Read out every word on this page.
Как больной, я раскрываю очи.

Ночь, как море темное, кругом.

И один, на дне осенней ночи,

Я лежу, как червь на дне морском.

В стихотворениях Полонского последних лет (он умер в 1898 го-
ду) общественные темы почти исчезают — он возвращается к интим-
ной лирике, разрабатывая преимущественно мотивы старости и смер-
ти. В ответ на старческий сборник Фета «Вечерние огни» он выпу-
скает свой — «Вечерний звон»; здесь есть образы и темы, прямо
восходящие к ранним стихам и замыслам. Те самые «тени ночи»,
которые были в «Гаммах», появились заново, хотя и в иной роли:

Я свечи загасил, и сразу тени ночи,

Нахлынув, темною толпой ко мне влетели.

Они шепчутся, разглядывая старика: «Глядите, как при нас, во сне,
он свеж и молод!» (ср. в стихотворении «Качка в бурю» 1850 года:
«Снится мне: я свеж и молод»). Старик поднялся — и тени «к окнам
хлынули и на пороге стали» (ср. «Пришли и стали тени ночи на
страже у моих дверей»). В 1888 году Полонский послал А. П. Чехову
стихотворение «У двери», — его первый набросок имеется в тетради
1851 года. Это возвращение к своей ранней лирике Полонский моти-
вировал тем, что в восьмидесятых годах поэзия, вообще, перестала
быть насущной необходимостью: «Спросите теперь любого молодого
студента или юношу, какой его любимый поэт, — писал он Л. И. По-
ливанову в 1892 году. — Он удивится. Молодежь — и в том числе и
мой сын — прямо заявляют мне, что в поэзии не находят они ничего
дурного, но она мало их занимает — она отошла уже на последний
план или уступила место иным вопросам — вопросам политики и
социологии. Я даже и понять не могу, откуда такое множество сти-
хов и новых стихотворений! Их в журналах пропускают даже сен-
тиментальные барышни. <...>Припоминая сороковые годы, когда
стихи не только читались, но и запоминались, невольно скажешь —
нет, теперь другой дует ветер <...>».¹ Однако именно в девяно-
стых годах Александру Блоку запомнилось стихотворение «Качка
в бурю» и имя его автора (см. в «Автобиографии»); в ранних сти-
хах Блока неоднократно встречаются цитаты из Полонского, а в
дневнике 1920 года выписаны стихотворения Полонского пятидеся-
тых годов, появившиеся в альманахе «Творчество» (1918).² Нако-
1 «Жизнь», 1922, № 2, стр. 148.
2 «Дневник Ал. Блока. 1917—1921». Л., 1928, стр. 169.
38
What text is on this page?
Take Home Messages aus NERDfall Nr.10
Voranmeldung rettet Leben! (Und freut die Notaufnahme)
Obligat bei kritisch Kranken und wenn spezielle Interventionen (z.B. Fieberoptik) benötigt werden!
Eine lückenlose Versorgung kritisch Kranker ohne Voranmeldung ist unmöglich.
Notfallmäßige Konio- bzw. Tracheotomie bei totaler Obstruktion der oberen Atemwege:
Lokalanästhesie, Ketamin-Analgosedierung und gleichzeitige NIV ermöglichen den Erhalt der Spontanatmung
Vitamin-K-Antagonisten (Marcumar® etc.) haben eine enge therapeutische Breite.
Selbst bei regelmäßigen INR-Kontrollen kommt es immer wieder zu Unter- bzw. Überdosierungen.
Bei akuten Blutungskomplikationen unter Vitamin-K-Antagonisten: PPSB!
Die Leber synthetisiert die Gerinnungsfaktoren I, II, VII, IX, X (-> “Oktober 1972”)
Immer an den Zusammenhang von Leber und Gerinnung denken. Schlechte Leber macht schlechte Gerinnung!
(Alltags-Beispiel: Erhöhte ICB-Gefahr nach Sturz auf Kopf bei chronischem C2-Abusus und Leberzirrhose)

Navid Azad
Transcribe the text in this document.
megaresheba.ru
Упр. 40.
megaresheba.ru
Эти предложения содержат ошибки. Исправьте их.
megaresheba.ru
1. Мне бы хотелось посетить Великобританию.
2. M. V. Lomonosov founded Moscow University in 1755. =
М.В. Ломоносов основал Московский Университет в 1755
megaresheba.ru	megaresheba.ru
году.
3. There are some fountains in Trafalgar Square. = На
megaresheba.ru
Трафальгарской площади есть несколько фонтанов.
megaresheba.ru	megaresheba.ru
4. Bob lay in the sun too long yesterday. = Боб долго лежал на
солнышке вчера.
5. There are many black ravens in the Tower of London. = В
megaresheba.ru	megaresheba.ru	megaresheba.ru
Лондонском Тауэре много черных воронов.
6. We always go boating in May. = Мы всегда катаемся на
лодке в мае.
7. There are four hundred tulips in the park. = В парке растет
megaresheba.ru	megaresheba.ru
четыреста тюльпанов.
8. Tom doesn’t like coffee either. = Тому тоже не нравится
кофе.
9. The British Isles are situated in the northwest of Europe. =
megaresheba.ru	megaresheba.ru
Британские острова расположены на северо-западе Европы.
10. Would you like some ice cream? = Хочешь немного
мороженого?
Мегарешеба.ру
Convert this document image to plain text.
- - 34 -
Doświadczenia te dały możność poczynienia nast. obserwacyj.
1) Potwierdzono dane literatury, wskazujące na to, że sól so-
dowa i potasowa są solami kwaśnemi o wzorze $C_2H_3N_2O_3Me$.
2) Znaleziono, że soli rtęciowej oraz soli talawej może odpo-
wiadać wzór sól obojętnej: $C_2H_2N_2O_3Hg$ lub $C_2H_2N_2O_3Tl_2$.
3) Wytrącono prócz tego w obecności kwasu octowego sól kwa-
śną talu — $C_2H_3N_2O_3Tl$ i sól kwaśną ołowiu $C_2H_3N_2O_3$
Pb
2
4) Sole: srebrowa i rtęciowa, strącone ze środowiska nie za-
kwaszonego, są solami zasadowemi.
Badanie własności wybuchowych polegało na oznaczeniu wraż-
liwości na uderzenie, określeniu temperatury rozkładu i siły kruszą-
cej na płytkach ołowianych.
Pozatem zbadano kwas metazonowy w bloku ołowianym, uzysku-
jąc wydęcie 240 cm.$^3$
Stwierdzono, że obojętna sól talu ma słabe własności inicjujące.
________________________________________
#### [SET PROBLEM]
Your task is to transcribe the material exactly.

#### [CORRECT RESPONSE]
Read out every word on this page.
Как больной, я раскрываю очи.

Ночь, как море темное, кругом.

И один, на дне осенней ночи,

Я лежу, как червь на дне морском.

В стихотворениях Полонского последних лет (он умер в 1898 го-
ду) общественные темы почти исчезают — он возвращается к интим-
ной лирике, разрабатывая преимущественно мотивы старости и смер-
ти. В ответ на старческий сборник Фета «Вечерние огни» он выпу-
скает свой — «Вечерний звон»; здесь есть образы и темы, прямо
восходящие к ранним стихам и замыслам. Те самые «тени ночи»,
которые были в «Гаммах», появились заново, хотя и в иной роли:

Я свечи загасил, и сразу тени ночи,

Нахлынув, темною толпой ко мне влетели.

Они шепчутся, разглядывая старика: «Глядите, как при нас, во сне,
он свеж и молод!» (ср. в стихотворении «Качка в бурю» 1850 года:
«Снится мне: я свеж и молод»). Старик поднялся — и тени «к окнам
хлынули и на пороге стали» (ср. «Пришли и стали тени ночи на
страже у моих дверей»). В 1888 году Полонский послал А. П. Чехову
стихотворение «У двери», — его первый набросок имеется в тетради
1851 года. Это возвращение к своей ранней лирике Полонский моти-
вировал тем, что в восьмидесятых годах поэзия, вообще, перестала
быть насущной необходимостью: «Спросите теперь любого молодого
студента или юношу, какой его любимый поэт, — писал он Л. И. По-
ливанову в 1892 году. — Он удивится. Молодежь — и в том числе и
мой сын — прямо заявляют мне, что в поэзии не находят они ничего
дурного, но она мало их занимает — она отошла уже на последний
план или уступила место иным вопросам — вопросам политики и
социологии. Я даже и понять не могу, откуда такое множество сти-
хов и новых стихотворений! Их в журналах пропускают даже сен-
тиментальные барышни. <...>Припоминая сороковые годы, когда
стихи не только читались, но и запоминались, невольно скажешь —
нет, теперь другой дует ветер <...>».¹ Однако именно в девяно-
стых годах Александру Блоку запомнилось стихотворение «Качка
в бурю» и имя его автора (см. в «Автобиографии»); в ранних сти-
хах Блока неоднократно встречаются цитаты из Полонского, а в
дневнике 1920 года выписаны стихотворения Полонского пятидеся-
тых годов, появившиеся в альманахе «Творчество» (1918).² Нако-
1 «Жизнь», 1922, № 2, стр. 148.
2 «Дневник Ал. Блока. 1917—1921». Л., 1928, стр. 169.
38
What text is on this page?
Take Home Messages aus NERDfall Nr.10
Voranmeldung rettet Leben! (Und freut die Notaufnahme)
Obligat bei kritisch Kranken und wenn spezielle Interventionen (z.B. Fieberoptik) benötigt werden!
Eine lückenlose Versorgung kritisch Kranker ohne Voranmeldung ist unmöglich.
Notfallmäßige Konio- bzw. Tracheotomie bei totaler Obstruktion der oberen Atemwege:
Lokalanästhesie, Ketamin-Analgosedierung und gleichzeitige NIV ermöglichen den Erhalt der Spontanatmung
Vitamin-K-Antagonisten (Marcumar® etc.) haben eine enge therapeutische Breite.
Selbst bei regelmäßigen INR-Kontrollen kommt es immer wieder zu Unter- bzw. Überdosierungen.
Bei akuten Blutungskomplikationen unter Vitamin-K-Antagonisten: PPSB!
Die Leber synthetisiert die Gerinnungsfaktoren I, II, VII, IX, X (-> “Oktober 1972”)
Immer an den Zusammenhang von Leber und Gerinnung denken. Schlechte Leber macht schlechte Gerinnung!
(Alltags-Beispiel: Erhöhte ICB-Gefahr nach Sturz auf Kopf bei chronischem C2-Abusus und Leberzirrhose)

Navid Azad
Transcribe the text in this document.
megaresheba.ru
Упр. 40.
megaresheba.ru
Эти предложения содержат ошибки. Исправьте их.
megaresheba.ru
1. Мне бы хотелось посетить Великобританию.
2. M. V. Lomonosov founded Moscow University in 1755. =
М.В. Ломоносов основал Московский Университет в 1755
megaresheba.ru	megaresheba.ru
году.
3. There are some fountains in Trafalgar Square. = На
megaresheba.ru
Трафальгарской площади есть несколько фонтанов.
megaresheba.ru	megaresheba.ru
4. Bob lay in the sun too long yesterday. = Боб долго лежал на
солнышке вчера.
5. There are many black ravens in the Tower of London. = В
megaresheba.ru	megaresheba.ru	megaresheba.ru
Лондонском Тауэре много черных воронов.
6. We always go boating in May. = Мы всегда катаемся на
лодке в мае.
7. There are four hundred tulips in the park. = В парке растет
megaresheba.ru	megaresheba.ru
четыреста тюльпанов.
8. Tom doesn’t like coffee either. = Тому тоже не нравится
кофе.
9. The British Isles are situated in the northwest of Europe. =
megaresheba.ru	megaresheba.ru
Британские острова расположены на северо-западе Европы.
10. Would you like some ice cream? = Хочешь немного
мороженого?
Мегарешеба.ру
Convert this document image to plain text.
- - 34 -
Doświadczenia te dały możność poczynienia nast. obserwacyj.
1) Potwierdzono dane literatury, wskazujące na to, że sól so-
dowa i potasowa są solami kwaśnemi o wzorze $C_2H_3N_2O_3Me$.
2) Znaleziono, że soli rtęciowej oraz soli talawej może odpo-
wiadać wzór sól obojętnej: $C_2H_2N_2O_3Hg$ lub $C_2H_2N_2O_3Tl_2$.
3) Wytrącono prócz tego w obecności kwasu octowego sól kwa-
śną talu — $C_2H_3N_2O_3Tl$ i sól kwaśną ołowiu $C_2H_3N_2O_3$
Pb
2
4) Sole: srebrowa i rtęciowa, strącone ze środowiska nie za-
kwaszonego, są solami zasadowemi.
Badanie własności wybuchowych polegało na oznaczeniu wraż-
liwości na uderzenie, określeniu temperatury rozkładu i siły kruszą-
cej na płytkach ołowianych.
Pozatem zbadano kwas metazonowy w bloku ołowianym, uzysku-
jąc wydęcie 240 cm.$^3$
Stwierdzono, że obojętna sól talu ma słabe własności inicjujące.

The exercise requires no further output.